>> Start Recorded data

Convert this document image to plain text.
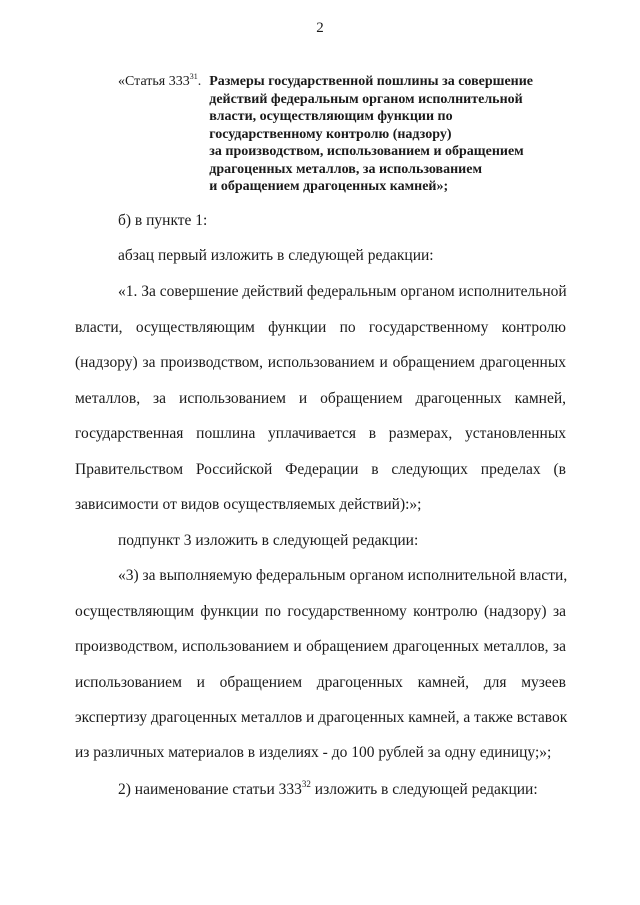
2
«Статья $333^{31}$. Размеры государственной пошлины за совершение
действий федеральным органом исполнительной
власти, осуществляющим функции по
государственному контролю (надзору)
за производством, использованием и обращением
драгоценных металлов, за использованием
и обращением драгоценных камней»;
б) в пункте 1:
абзац первый изложить в следующей редакции:
«1. За совершение действий федеральным органом исполнительной
власти, осуществляющим функции по государственному контролю
(надзору) за производством, использованием и обращением драгоценных
металлов, за использованием и обращением драгоценных камней,
государственная пошлина уплачивается в размерах, установленных
Правительством Российской Федерации в следующих пределах (в
зависимости от видов осуществляемых действий):»;
подпункт 3 изложить в следующей редакции:
«3) за выполняемую федеральным органом исполнительной власти,
осуществляющим функции по государственному контролю (надзору) за
производством, использованием и обращением драгоценных металлов, за
использованием и обращением драгоценных камней, для музеев
экспертизу драгоценных металлов и драгоценных камней, а также вставок
из различных материалов в изделиях - до 100 рублей за одну единицу;»;
2) наименование статьи $333^{32}$ изложить в следующей редакции:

>> End Recorded data

▶ Short task:
In the entries above, find each line with the word "исполнительной" and show it.

▶ Written solution:
действий федеральным органом исполнительной
«1. За совершение действий федеральным органом исполнительной
«3) за выполняемую федеральным органом исполнительной власти,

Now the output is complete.